Extracted information:
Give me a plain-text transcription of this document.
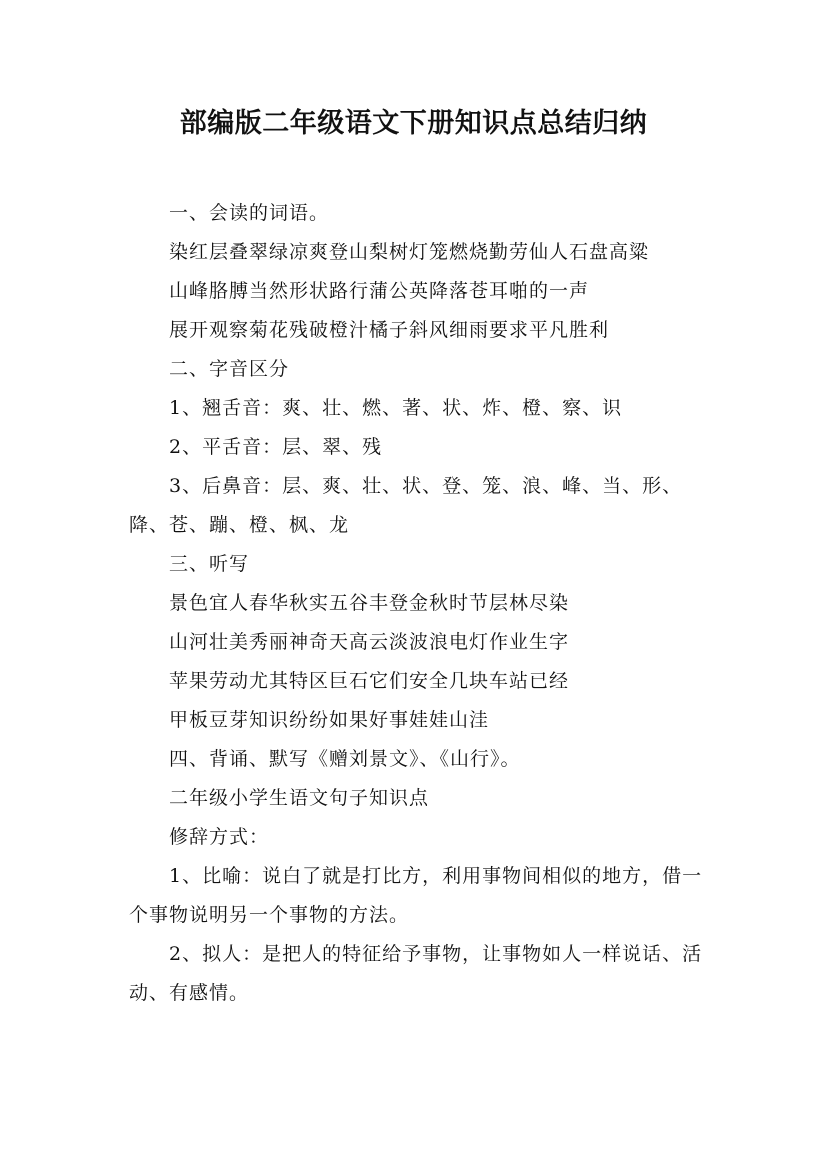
部编版二年级语文下册知识点总结归纳

一、会读的词语。

染红层叠翠绿凉爽登山梨树灯笼燃烧勤劳仙人石盘高粱

山峰胳膊当然形状路行蒲公英降落苍耳啪的一声

展开观察菊花残破橙汁橘子斜风细雨要求平凡胜利

二、字音区分

1、翘舌音：爽、壮、燃、著、状、炸、橙、察、识

2、平舌音：层、翠、残

3、后鼻音：层、爽、壮、状、登、笼、浪、峰、当、形、降、苍、蹦、橙、枫、龙

三、听写

景色宜人春华秋实五谷丰登金秋时节层林尽染

山河壮美秀丽神奇天高云淡波浪电灯作业生字

苹果劳动尤其特区巨石它们安全几块车站已经

甲板豆芽知识纷纷如果好事娃娃山洼

四、背诵、默写《赠刘景文》、《山行》。

二年级小学生语文句子知识点

修辞方式：

1、比喻：说白了就是打比方，利用事物间相似的地方，借一个事物说明另一个事物的方法。

2、拟人：是把人的特征给予事物，让事物如人一样说话、活动、有感情。
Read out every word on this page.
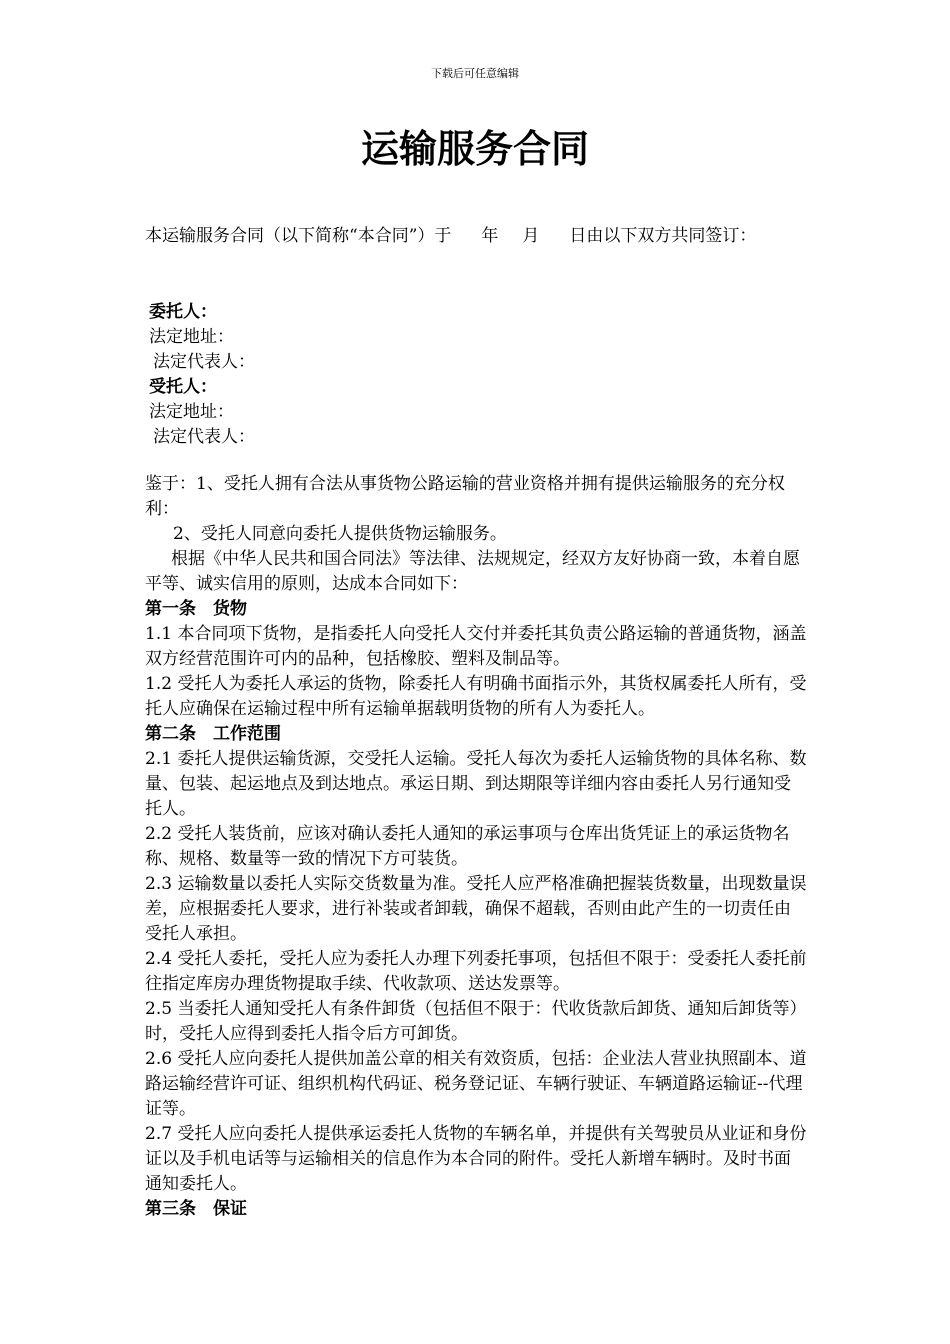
下载后可任意编辑
运输服务合同

本运输服务合同（以下简称“本合同”）于 年 月 日由以下双方共同签订：

委托人：

法定地址：

法定代表人：

受托人：

法定地址：

法定代表人：

鉴于：1、受托人拥有合法从事货物公路运输的营业资格并拥有提供运输服务的充分权利：

2、受托人同意向委托人提供货物运输服务。

根据《中华人民共和国合同法》等法律、法规规定，经双方友好协商一致，本着自愿平等、诚实信用的原则，达成本合同如下：

第一条　货物

1.1 本合同项下货物，是指委托人向受托人交付并委托其负责公路运输的普通货物，涵盖双方经营范围许可内的品种，包括橡胶、塑料及制品等。

1.2 受托人为委托人承运的货物，除委托人有明确书面指示外，其货权属委托人所有，受托人应确保在运输过程中所有运输单据载明货物的所有人为委托人。

第二条　工作范围

2.1 委托人提供运输货源，交受托人运输。受托人每次为委托人运输货物的具体名称、数量、包装、起运地点及到达地点。承运日期、到达期限等详细内容由委托人另行通知受托人。

2.2 受托人装货前，应该对确认委托人通知的承运事项与仓库出货凭证上的承运货物名称、规格、数量等一致的情况下方可装货。

2.3 运输数量以委托人实际交货数量为准。受托人应严格准确把握装货数量，出现数量误差，应根据委托人要求，进行补装或者卸载，确保不超载，否则由此产生的一切责任由受托人承担。

2.4 受托人委托，受托人应为委托人办理下列委托事项，包括但不限于：受委托人委托前往指定库房办理货物提取手续、代收款项、送达发票等。

2.5 当委托人通知受托人有条件卸货（包括但不限于：代收货款后卸货、通知后卸货等）时，受托人应得到委托人指令后方可卸货。

2.6 受托人应向委托人提供加盖公章的相关有效资质，包括：企业法人营业执照副本、道路运输经营许可证、组织机构代码证、税务登记证、车辆行驶证、车辆道路运输证--代理证等。

2.7 受托人应向委托人提供承运委托人货物的车辆名单，并提供有关驾驶员从业证和身份证以及手机电话等与运输相关的信息作为本合同的附件。受托人新增车辆时。及时书面通知委托人。

第三条　保证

Work to complete: Leave out the pictures and copy the rest of the material above exactly.

Result of the exercise:
Give me a plain-text transcription of this document.
部编版二年级语文下册知识点总结归纳

一、会读的词语。

染红层叠翠绿凉爽登山梨树灯笼燃烧勤劳仙人石盘高粱

山峰胳膊当然形状路行蒲公英降落苍耳啪的一声

展开观察菊花残破橙汁橘子斜风细雨要求平凡胜利

二、字音区分

1、翘舌音：爽、壮、燃、著、状、炸、橙、察、识

2、平舌音：层、翠、残

3、后鼻音：层、爽、壮、状、登、笼、浪、峰、当、形、降、苍、蹦、橙、枫、龙

三、听写

景色宜人春华秋实五谷丰登金秋时节层林尽染

山河壮美秀丽神奇天高云淡波浪电灯作业生字

苹果劳动尤其特区巨石它们安全几块车站已经

甲板豆芽知识纷纷如果好事娃娃山洼

四、背诵、默写《赠刘景文》、《山行》。

二年级小学生语文句子知识点

修辞方式：

1、比喻：说白了就是打比方，利用事物间相似的地方，借一个事物说明另一个事物的方法。

2、拟人：是把人的特征给予事物，让事物如人一样说话、活动、有感情。
Read out every word on this page.
下载后可任意编辑
运输服务合同

本运输服务合同（以下简称“本合同”）于 年 月 日由以下双方共同签订：

委托人：

法定地址：

法定代表人：

受托人：

法定地址：

法定代表人：

鉴于：1、受托人拥有合法从事货物公路运输的营业资格并拥有提供运输服务的充分权利：

2、受托人同意向委托人提供货物运输服务。

根据《中华人民共和国合同法》等法律、法规规定，经双方友好协商一致，本着自愿平等、诚实信用的原则，达成本合同如下：

第一条　货物

1.1 本合同项下货物，是指委托人向受托人交付并委托其负责公路运输的普通货物，涵盖双方经营范围许可内的品种，包括橡胶、塑料及制品等。

1.2 受托人为委托人承运的货物，除委托人有明确书面指示外，其货权属委托人所有，受托人应确保在运输过程中所有运输单据载明货物的所有人为委托人。

第二条　工作范围

2.1 委托人提供运输货源，交受托人运输。受托人每次为委托人运输货物的具体名称、数量、包装、起运地点及到达地点。承运日期、到达期限等详细内容由委托人另行通知受托人。

2.2 受托人装货前，应该对确认委托人通知的承运事项与仓库出货凭证上的承运货物名称、规格、数量等一致的情况下方可装货。

2.3 运输数量以委托人实际交货数量为准。受托人应严格准确把握装货数量，出现数量误差，应根据委托人要求，进行补装或者卸载，确保不超载，否则由此产生的一切责任由受托人承担。

2.4 受托人委托，受托人应为委托人办理下列委托事项，包括但不限于：受委托人委托前往指定库房办理货物提取手续、代收款项、送达发票等。

2.5 当委托人通知受托人有条件卸货（包括但不限于：代收货款后卸货、通知后卸货等）时，受托人应得到委托人指令后方可卸货。

2.6 受托人应向委托人提供加盖公章的相关有效资质，包括：企业法人营业执照副本、道路运输经营许可证、组织机构代码证、税务登记证、车辆行驶证、车辆道路运输证--代理证等。

2.7 受托人应向委托人提供承运委托人货物的车辆名单，并提供有关驾驶员从业证和身份证以及手机电话等与运输相关的信息作为本合同的附件。受托人新增车辆时。及时书面通知委托人。

第三条　保证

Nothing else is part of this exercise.